- [The exercise]:
Will you transcribe all the entries word for word, skipping the pictures they hold?

- [The input]:

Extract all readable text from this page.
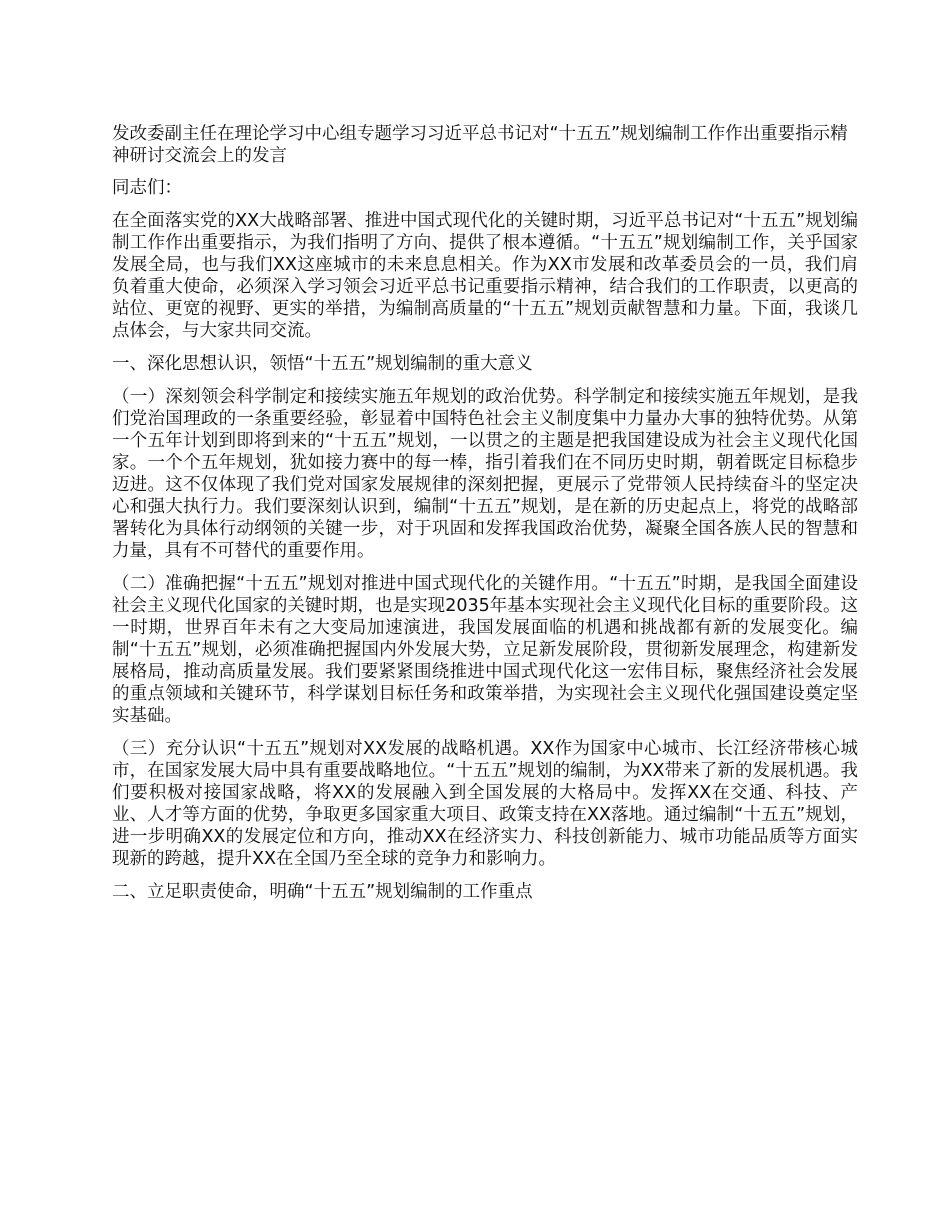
发改委副主任在理论学习中心组专题学习习近平总书记对“十五五”规划编制工作作出重要指示精神研讨交流会上的发言

同志们：

在全面落实党的XX大战略部署、推进中国式现代化的关键时期，习近平总书记对“十五五”规划编制工作作出重要指示，为我们指明了方向、提供了根本遵循。“十五五”规划编制工作，关乎国家发展全局，也与我们XX这座城市的未来息息相关。作为XX市发展和改革委员会的一员，我们肩负着重大使命，必须深入学习领会习近平总书记重要指示精神，结合我们的工作职责，以更高的站位、更宽的视野、更实的举措，为编制高质量的“十五五”规划贡献智慧和力量。下面，我谈几点体会，与大家共同交流。

一、深化思想认识，领悟“十五五”规划编制的重大意义

（一）深刻领会科学制定和接续实施五年规划的政治优势。科学制定和接续实施五年规划，是我们党治国理政的一条重要经验，彰显着中国特色社会主义制度集中力量办大事的独特优势。从第一个五年计划到即将到来的“十五五”规划，一以贯之的主题是把我国建设成为社会主义现代化国家。一个个五年规划，犹如接力赛中的每一棒，指引着我们在不同历史时期，朝着既定目标稳步迈进。这不仅体现了我们党对国家发展规律的深刻把握，更展示了党带领人民持续奋斗的坚定决心和强大执行力。我们要深刻认识到，编制“十五五”规划，是在新的历史起点上，将党的战略部署转化为具体行动纲领的关键一步，对于巩固和发挥我国政治优势，凝聚全国各族人民的智慧和力量，具有不可替代的重要作用。

（二）准确把握“十五五”规划对推进中国式现代化的关键作用。“十五五”时期，是我国全面建设社会主义现代化国家的关键时期，也是实现2035年基本实现社会主义现代化目标的重要阶段。这一时期，世界百年未有之大变局加速演进，我国发展面临的机遇和挑战都有新的发展变化。编制“十五五”规划，必须准确把握国内外发展大势，立足新发展阶段，贯彻新发展理念，构建新发展格局，推动高质量发展。我们要紧紧围绕推进中国式现代化这一宏伟目标，聚焦经济社会发展的重点领域和关键环节，科学谋划目标任务和政策举措，为实现社会主义现代化强国建设奠定坚实基础。

（三）充分认识“十五五”规划对XX发展的战略机遇。XX作为国家中心城市、长江经济带核心城市，在国家发展大局中具有重要战略地位。“十五五”规划的编制，为XX带来了新的发展机遇。我们要积极对接国家战略，将XX的发展融入到全国发展的大格局中。发挥XX在交通、科技、产业、人才等方面的优势，争取更多国家重大项目、政策支持在XX落地。通过编制“十五五”规划，进一步明确XX的发展定位和方向，推动XX在经济实力、科技创新能力、城市功能品质等方面实现新的跨越，提升XX在全国乃至全球的竞争力和影响力。

二、立足职责使命，明确“十五五”规划编制的工作重点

- [Exercise response]:
Extract all readable text from this page.
发改委副主任在理论学习中心组专题学习习近平总书记对“十五五”规划编制工作作出重要指示精神研讨交流会上的发言

同志们：

在全面落实党的XX大战略部署、推进中国式现代化的关键时期，习近平总书记对“十五五”规划编制工作作出重要指示，为我们指明了方向、提供了根本遵循。“十五五”规划编制工作，关乎国家发展全局，也与我们XX这座城市的未来息息相关。作为XX市发展和改革委员会的一员，我们肩负着重大使命，必须深入学习领会习近平总书记重要指示精神，结合我们的工作职责，以更高的站位、更宽的视野、更实的举措，为编制高质量的“十五五”规划贡献智慧和力量。下面，我谈几点体会，与大家共同交流。

一、深化思想认识，领悟“十五五”规划编制的重大意义

（一）深刻领会科学制定和接续实施五年规划的政治优势。科学制定和接续实施五年规划，是我们党治国理政的一条重要经验，彰显着中国特色社会主义制度集中力量办大事的独特优势。从第一个五年计划到即将到来的“十五五”规划，一以贯之的主题是把我国建设成为社会主义现代化国家。一个个五年规划，犹如接力赛中的每一棒，指引着我们在不同历史时期，朝着既定目标稳步迈进。这不仅体现了我们党对国家发展规律的深刻把握，更展示了党带领人民持续奋斗的坚定决心和强大执行力。我们要深刻认识到，编制“十五五”规划，是在新的历史起点上，将党的战略部署转化为具体行动纲领的关键一步，对于巩固和发挥我国政治优势，凝聚全国各族人民的智慧和力量，具有不可替代的重要作用。

（二）准确把握“十五五”规划对推进中国式现代化的关键作用。“十五五”时期，是我国全面建设社会主义现代化国家的关键时期，也是实现2035年基本实现社会主义现代化目标的重要阶段。这一时期，世界百年未有之大变局加速演进，我国发展面临的机遇和挑战都有新的发展变化。编制“十五五”规划，必须准确把握国内外发展大势，立足新发展阶段，贯彻新发展理念，构建新发展格局，推动高质量发展。我们要紧紧围绕推进中国式现代化这一宏伟目标，聚焦经济社会发展的重点领域和关键环节，科学谋划目标任务和政策举措，为实现社会主义现代化强国建设奠定坚实基础。

（三）充分认识“十五五”规划对XX发展的战略机遇。XX作为国家中心城市、长江经济带核心城市，在国家发展大局中具有重要战略地位。“十五五”规划的编制，为XX带来了新的发展机遇。我们要积极对接国家战略，将XX的发展融入到全国发展的大格局中。发挥XX在交通、科技、产业、人才等方面的优势，争取更多国家重大项目、政策支持在XX落地。通过编制“十五五”规划，进一步明确XX的发展定位和方向，推动XX在经济实力、科技创新能力、城市功能品质等方面实现新的跨越，提升XX在全国乃至全球的竞争力和影响力。

二、立足职责使命，明确“十五五”规划编制的工作重点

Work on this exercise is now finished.